Aim of the exercise: Restate, word for word, every line of the data.

Data records:
————
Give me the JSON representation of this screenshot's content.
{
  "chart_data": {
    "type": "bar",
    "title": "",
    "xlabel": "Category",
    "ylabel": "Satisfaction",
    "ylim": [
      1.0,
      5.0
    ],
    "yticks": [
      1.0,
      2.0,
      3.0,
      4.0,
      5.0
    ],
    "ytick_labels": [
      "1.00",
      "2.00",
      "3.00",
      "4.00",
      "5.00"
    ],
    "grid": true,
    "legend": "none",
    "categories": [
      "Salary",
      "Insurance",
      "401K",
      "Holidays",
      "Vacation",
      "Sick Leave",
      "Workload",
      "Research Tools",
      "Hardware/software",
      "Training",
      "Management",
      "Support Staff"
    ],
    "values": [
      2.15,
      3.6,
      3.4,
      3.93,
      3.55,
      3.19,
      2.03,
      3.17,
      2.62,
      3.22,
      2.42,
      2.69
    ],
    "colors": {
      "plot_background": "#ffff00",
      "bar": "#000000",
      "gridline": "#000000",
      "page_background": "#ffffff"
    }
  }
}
————
Result of the task:
Give me the JSON representation of this screenshot's content.
{
  "chart_data": {
    "type": "bar",
    "title": "",
    "xlabel": "Category",
    "ylabel": "Satisfaction",
    "ylim": [
      1.0,
      5.0
    ],
    "yticks": [
      1.0,
      2.0,
      3.0,
      4.0,
      5.0
    ],
    "ytick_labels": [
      "1.00",
      "2.00",
      "3.00",
      "4.00",
      "5.00"
    ],
    "grid": true,
    "legend": "none",
    "categories": [
      "Salary",
      "Insurance",
      "401K",
      "Holidays",
      "Vacation",
      "Sick Leave",
      "Workload",
      "Research Tools",
      "Hardware/software",
      "Training",
      "Management",
      "Support Staff"
    ],
    "values": [
      2.15,
      3.6,
      3.4,
      3.93,
      3.55,
      3.19,
      2.03,
      3.17,
      2.62,
      3.22,
      2.42,
      2.69
    ],
    "colors": {
      "plot_background": "#ffff00",
      "bar": "#000000",
      "gridline": "#000000",
      "page_background": "#ffffff"
    }
  }
}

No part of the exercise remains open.